### Provided material

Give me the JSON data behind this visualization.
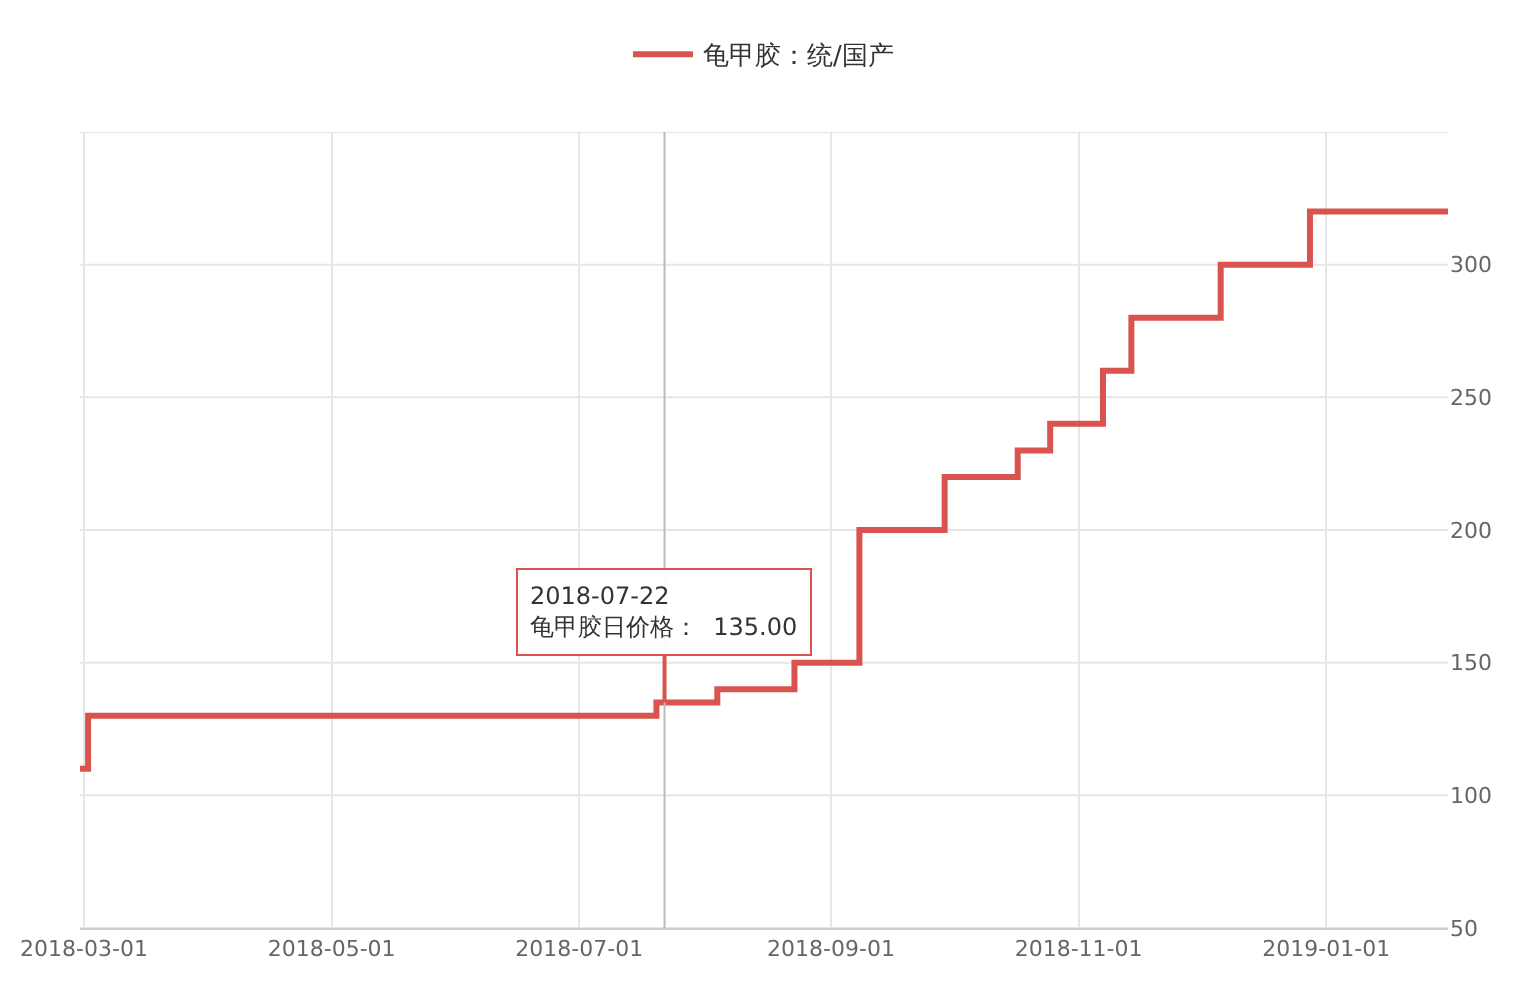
{
  "chart_data": {
    "type": "step",
    "x": [
      "2018-02-28",
      "2018-03-02",
      "2018-07-20",
      "2018-08-04",
      "2018-08-23",
      "2018-09-08",
      "2018-09-29",
      "2018-10-17",
      "2018-10-25",
      "2018-11-07",
      "2018-11-14",
      "2018-12-06",
      "2018-12-28",
      "2019-01-31"
    ],
    "series": [
      {
        "name": "龟甲胶：统/国产",
        "color": "#d9534f",
        "values": [
          110,
          130,
          135,
          140,
          150,
          200,
          220,
          230,
          240,
          260,
          280,
          300,
          320,
          320
        ]
      }
    ],
    "xlim": [
      "2018-02-28",
      "2019-01-31"
    ],
    "xticks": [
      {
        "value": "2018-03-01",
        "label": "2018-03-01"
      },
      {
        "value": "2018-05-01",
        "label": "2018-05-01"
      },
      {
        "value": "2018-07-01",
        "label": "2018-07-01"
      },
      {
        "value": "2018-09-01",
        "label": "2018-09-01"
      },
      {
        "value": "2018-11-01",
        "label": "2018-11-01"
      },
      {
        "value": "2019-01-01",
        "label": "2019-01-01"
      }
    ],
    "ylim": [
      50,
      350
    ],
    "yticks": [
      50,
      100,
      150,
      200,
      250,
      300,
      {
        "value": 350,
        "label": null
      }
    ],
    "grid": true,
    "legend": "top",
    "marker": "none",
    "line_style": "solid",
    "ref_lines": [
      {
        "axis": "x",
        "value": "2018-07-22",
        "label": null,
        "color": "#bbbbbb"
      }
    ],
    "annotations": [
      {
        "text": "2018-07-22\n龟甲胶日价格：  135.00",
        "x": "2018-07-22",
        "y": 135
      }
    ]
  }
}
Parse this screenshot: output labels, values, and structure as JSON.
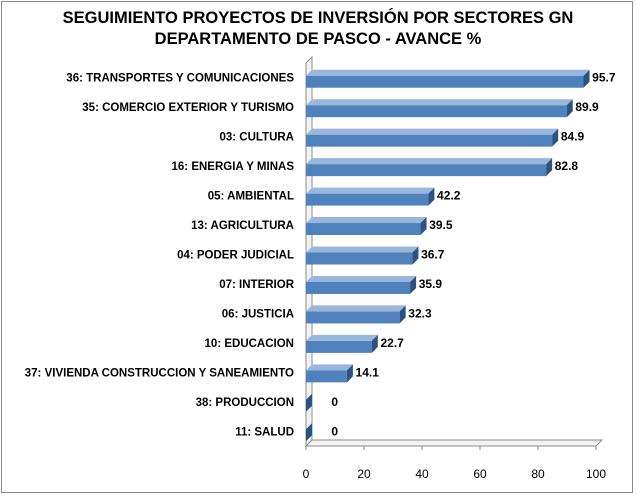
{
  "chart_data": {
    "type": "bar",
    "orientation": "horizontal",
    "title_lines": [
      "SEGUIMIENTO PROYECTOS DE INVERSIÓN POR SECTORES GN",
      "DEPARTAMENTO DE PASCO - AVANCE %"
    ],
    "categories": [
      "36: TRANSPORTES Y COMUNICACIONES",
      "35: COMERCIO EXTERIOR Y TURISMO",
      "03: CULTURA",
      "16: ENERGIA Y MINAS",
      "05: AMBIENTAL",
      "13: AGRICULTURA",
      "04: PODER JUDICIAL",
      "07: INTERIOR",
      "06: JUSTICIA",
      "10: EDUCACION",
      "37: VIVIENDA CONSTRUCCION Y SANEAMIENTO",
      "38: PRODUCCION",
      "11: SALUD"
    ],
    "values": [
      95.7,
      89.9,
      84.9,
      82.8,
      42.2,
      39.5,
      36.7,
      35.9,
      32.3,
      22.7,
      14.1,
      0,
      0
    ],
    "value_labels": [
      "95.7",
      "89.9",
      "84.9",
      "82.8",
      "42.2",
      "39.5",
      "36.7",
      "35.9",
      "32.3",
      "22.7",
      "14.1",
      "0",
      "0"
    ],
    "xlim": [
      0,
      100
    ],
    "xticks": [
      0,
      20,
      40,
      60,
      80,
      100
    ],
    "grid": false,
    "legend": "none",
    "bar_color": "#4f81bd",
    "bar_top_color": "#9ab6dc",
    "bar_side_color": "#2c5282"
  }
}
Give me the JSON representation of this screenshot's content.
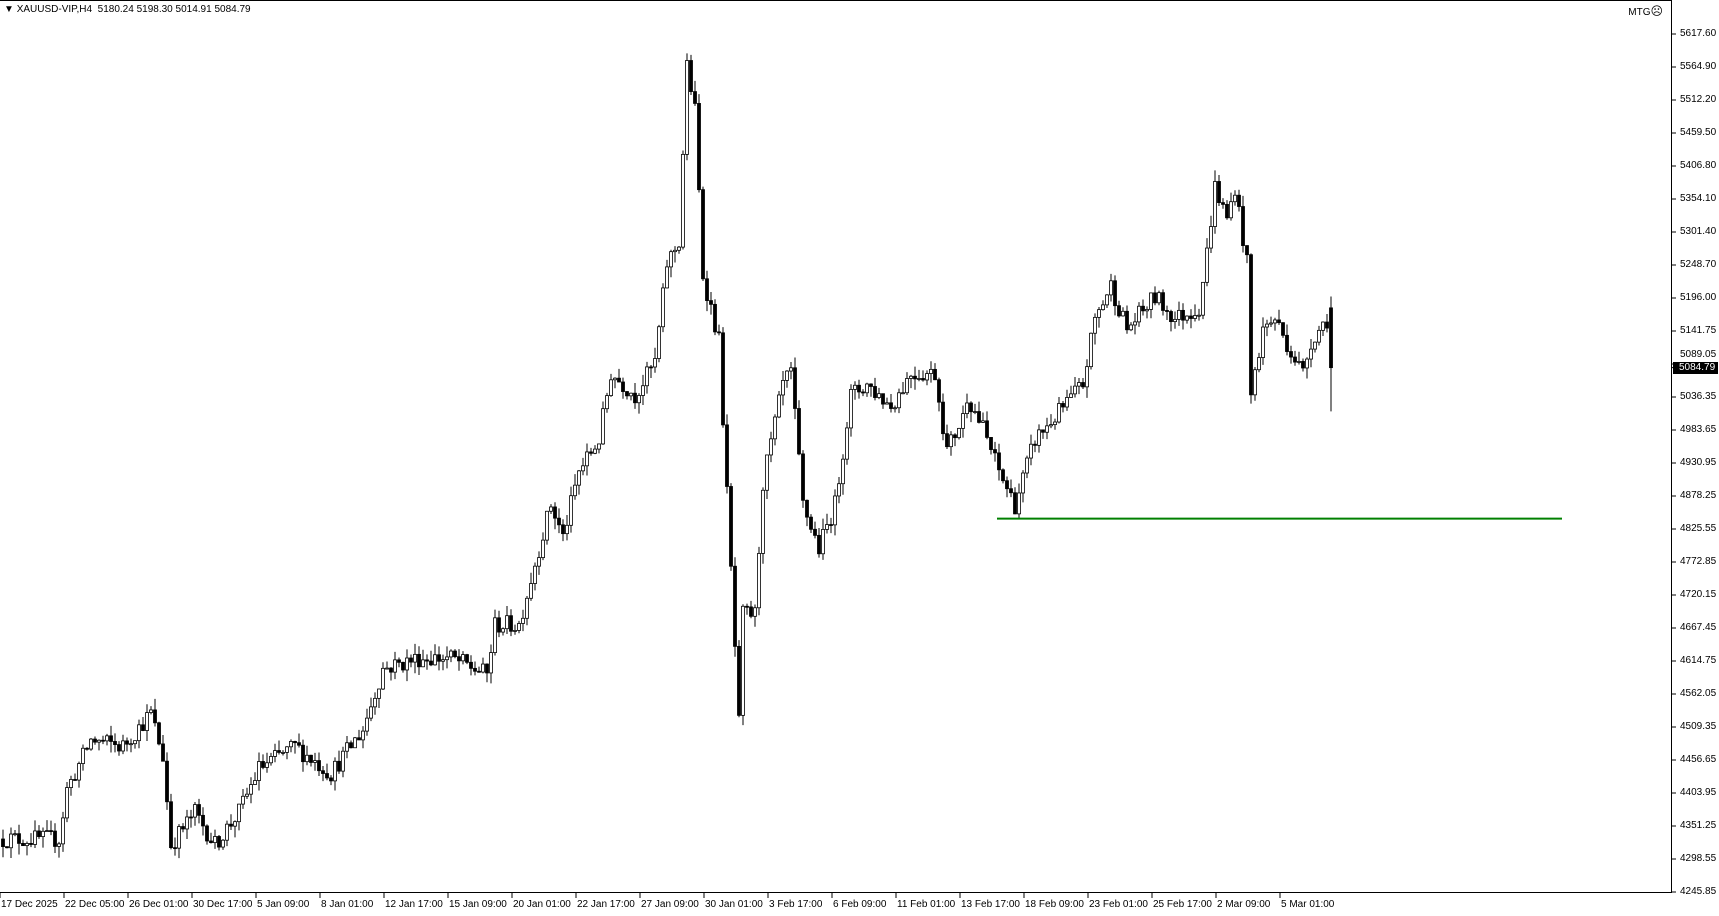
{
  "header": {
    "symbol": "XAUUSD-VIP,H4",
    "open": "5180.24",
    "high": "5198.30",
    "low": "5014.91",
    "close": "5084.79",
    "indicator": "MTG",
    "status_icon": "sad-face-icon"
  },
  "chart_data": {
    "type": "candlestick",
    "symbol": "XAUUSD-VIP",
    "timeframe": "H4",
    "ylim": [
      4245.85,
      5617.6
    ],
    "price_ticks": [
      "5617.60",
      "5564.90",
      "5512.20",
      "5459.50",
      "5406.80",
      "5354.10",
      "5301.40",
      "5248.70",
      "5196.00",
      "5141.75",
      "5089.05",
      "5036.35",
      "4983.65",
      "4930.95",
      "4878.25",
      "4825.55",
      "4772.85",
      "4720.15",
      "4667.45",
      "4614.75",
      "4562.05",
      "4509.35",
      "4456.65",
      "4403.95",
      "4351.25",
      "4298.55",
      "4245.85"
    ],
    "time_ticks": [
      "17 Dec 2025",
      "22 Dec 05:00",
      "26 Dec 01:00",
      "30 Dec 17:00",
      "5 Jan 09:00",
      "8 Jan 01:00",
      "12 Jan 17:00",
      "15 Jan 09:00",
      "20 Jan 01:00",
      "22 Jan 17:00",
      "27 Jan 09:00",
      "30 Jan 01:00",
      "3 Feb 17:00",
      "6 Feb 09:00",
      "11 Feb 01:00",
      "13 Feb 17:00",
      "18 Feb 09:00",
      "23 Feb 01:00",
      "25 Feb 17:00",
      "2 Mar 09:00",
      "5 Mar 01:00"
    ],
    "current_price": "5084.79",
    "horizontal_line": {
      "price": 4843.7,
      "color": "#008000"
    },
    "approx_close_path": [
      [
        0,
        4332
      ],
      [
        14,
        4332
      ],
      [
        16,
        4411
      ],
      [
        22,
        4490
      ],
      [
        30,
        4480
      ],
      [
        37,
        4533
      ],
      [
        40,
        4463
      ],
      [
        42,
        4323
      ],
      [
        48,
        4375
      ],
      [
        53,
        4323
      ],
      [
        59,
        4375
      ],
      [
        64,
        4445
      ],
      [
        73,
        4480
      ],
      [
        82,
        4437
      ],
      [
        90,
        4507
      ],
      [
        95,
        4604
      ],
      [
        104,
        4621
      ],
      [
        112,
        4621
      ],
      [
        121,
        4595
      ],
      [
        123,
        4674
      ],
      [
        129,
        4674
      ],
      [
        134,
        4796
      ],
      [
        137,
        4866
      ],
      [
        140,
        4814
      ],
      [
        144,
        4919
      ],
      [
        149,
        4970
      ],
      [
        152,
        5076
      ],
      [
        158,
        5041
      ],
      [
        163,
        5093
      ],
      [
        166,
        5251
      ],
      [
        169,
        5286
      ],
      [
        170,
        5427
      ],
      [
        171,
        5566
      ],
      [
        173,
        5496
      ],
      [
        175,
        5233
      ],
      [
        179,
        5128
      ],
      [
        181,
        4883
      ],
      [
        184,
        4516
      ],
      [
        185,
        4691
      ],
      [
        188,
        4691
      ],
      [
        190,
        4901
      ],
      [
        195,
        5058
      ],
      [
        197,
        5076
      ],
      [
        200,
        4866
      ],
      [
        204,
        4796
      ],
      [
        208,
        4866
      ],
      [
        212,
        5041
      ],
      [
        216,
        5058
      ],
      [
        222,
        5023
      ],
      [
        227,
        5076
      ],
      [
        233,
        5076
      ],
      [
        236,
        4953
      ],
      [
        240,
        5006
      ],
      [
        241,
        5041
      ],
      [
        245,
        4988
      ],
      [
        249,
        4919
      ],
      [
        253,
        4866
      ],
      [
        258,
        4970
      ],
      [
        263,
        5006
      ],
      [
        270,
        5058
      ],
      [
        273,
        5163
      ],
      [
        277,
        5216
      ],
      [
        281,
        5146
      ],
      [
        288,
        5198
      ],
      [
        293,
        5163
      ],
      [
        299,
        5181
      ],
      [
        301,
        5268
      ],
      [
        303,
        5374
      ],
      [
        306,
        5321
      ],
      [
        308,
        5374
      ],
      [
        311,
        5251
      ],
      [
        312,
        5041
      ],
      [
        315,
        5146
      ],
      [
        318,
        5163
      ],
      [
        322,
        5111
      ],
      [
        325,
        5076
      ],
      [
        327,
        5128
      ],
      [
        331,
        5163
      ],
      [
        332,
        5084.79
      ]
    ],
    "colors": {
      "candle": "#000000",
      "background": "#ffffff",
      "line": "#008000"
    }
  }
}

### Written task
Check every line of the data above for the string "symbol", and copy those that have it.

### Written answer
    "symbol": "XAUUSD-VIP,H4",
    "symbol": "XAUUSD-VIP",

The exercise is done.